• DATASET ROWS:

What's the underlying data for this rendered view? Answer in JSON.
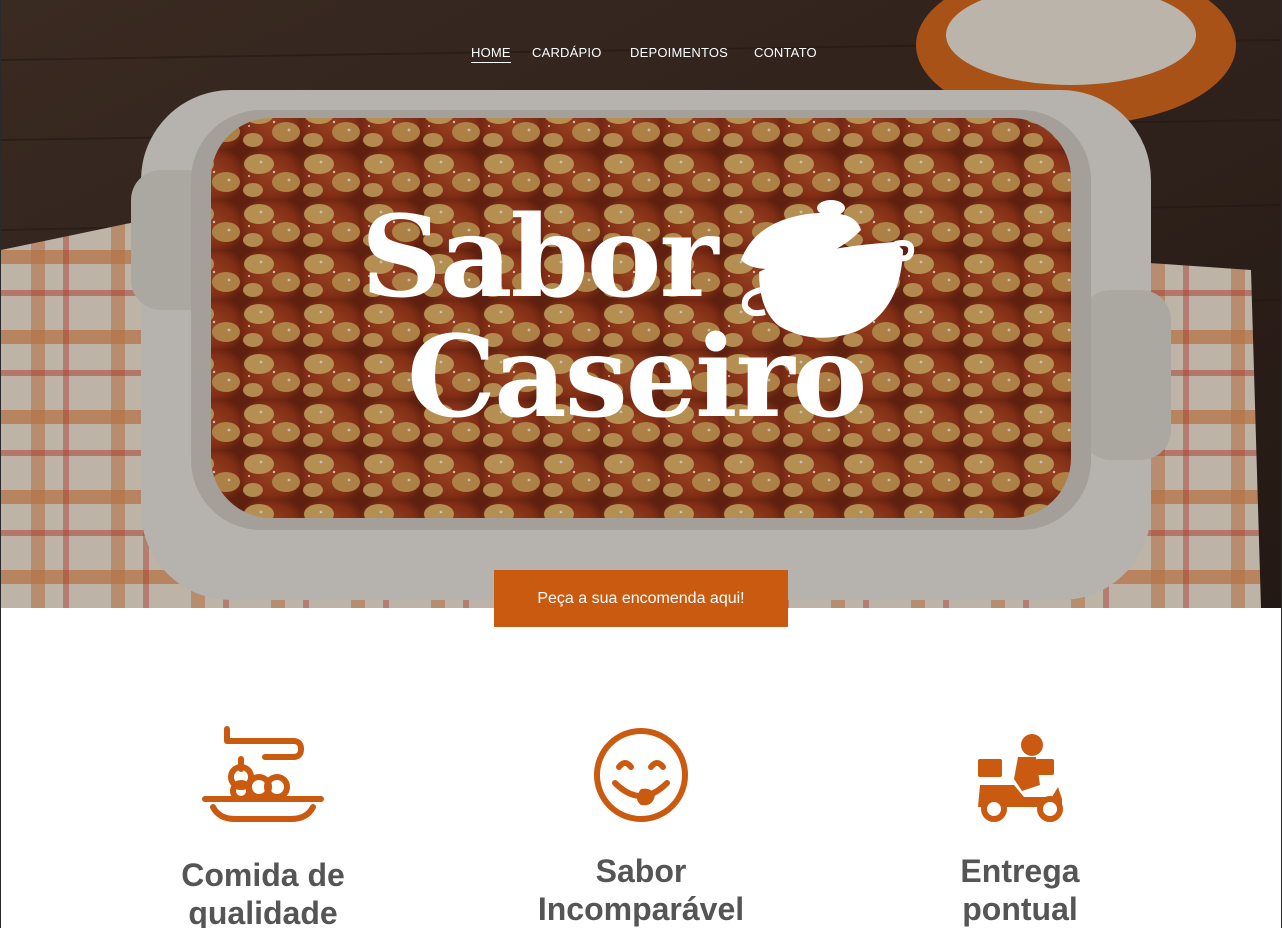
{
  "nav": {
    "items": [
      {
        "label": "HOME",
        "active": true
      },
      {
        "label": "CARDÁPIO",
        "active": false
      },
      {
        "label": "DEPOIMENTOS",
        "active": false
      },
      {
        "label": "CONTATO",
        "active": false
      }
    ]
  },
  "hero": {
    "logo_line1": "Sabor",
    "logo_line2": "Caseiro",
    "logo_icon": "cooking-pot-icon",
    "cta_label": "Peça a sua encomenda aqui!"
  },
  "features": [
    {
      "icon": "food-plate-icon",
      "title_line1": "Comida de",
      "title_line2": "qualidade"
    },
    {
      "icon": "smiling-face-icon",
      "title_line1": "Sabor",
      "title_line2": "Incomparável"
    },
    {
      "icon": "delivery-scooter-icon",
      "title_line1": "Entrega",
      "title_line2": "pontual"
    }
  ],
  "colors": {
    "accent": "#c95a0f",
    "feature_title": "#555555",
    "nav_text": "#ffffff"
  }
}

• WRITTEN TASK:
Using the records above, output their complete text exactly, minus any images.

• WORKED ANSWER:
What's the underlying data for this rendered view? Answer in JSON.
{
  "nav": {
    "items": [
      {
        "label": "HOME",
        "active": true
      },
      {
        "label": "CARDÁPIO",
        "active": false
      },
      {
        "label": "DEPOIMENTOS",
        "active": false
      },
      {
        "label": "CONTATO",
        "active": false
      }
    ]
  },
  "hero": {
    "logo_line1": "Sabor",
    "logo_line2": "Caseiro",
    "logo_icon": "cooking-pot-icon",
    "cta_label": "Peça a sua encomenda aqui!"
  },
  "features": [
    {
      "icon": "food-plate-icon",
      "title_line1": "Comida de",
      "title_line2": "qualidade"
    },
    {
      "icon": "smiling-face-icon",
      "title_line1": "Sabor",
      "title_line2": "Incomparável"
    },
    {
      "icon": "delivery-scooter-icon",
      "title_line1": "Entrega",
      "title_line2": "pontual"
    }
  ],
  "colors": {
    "accent": "#c95a0f",
    "feature_title": "#555555",
    "nav_text": "#ffffff"
  }
}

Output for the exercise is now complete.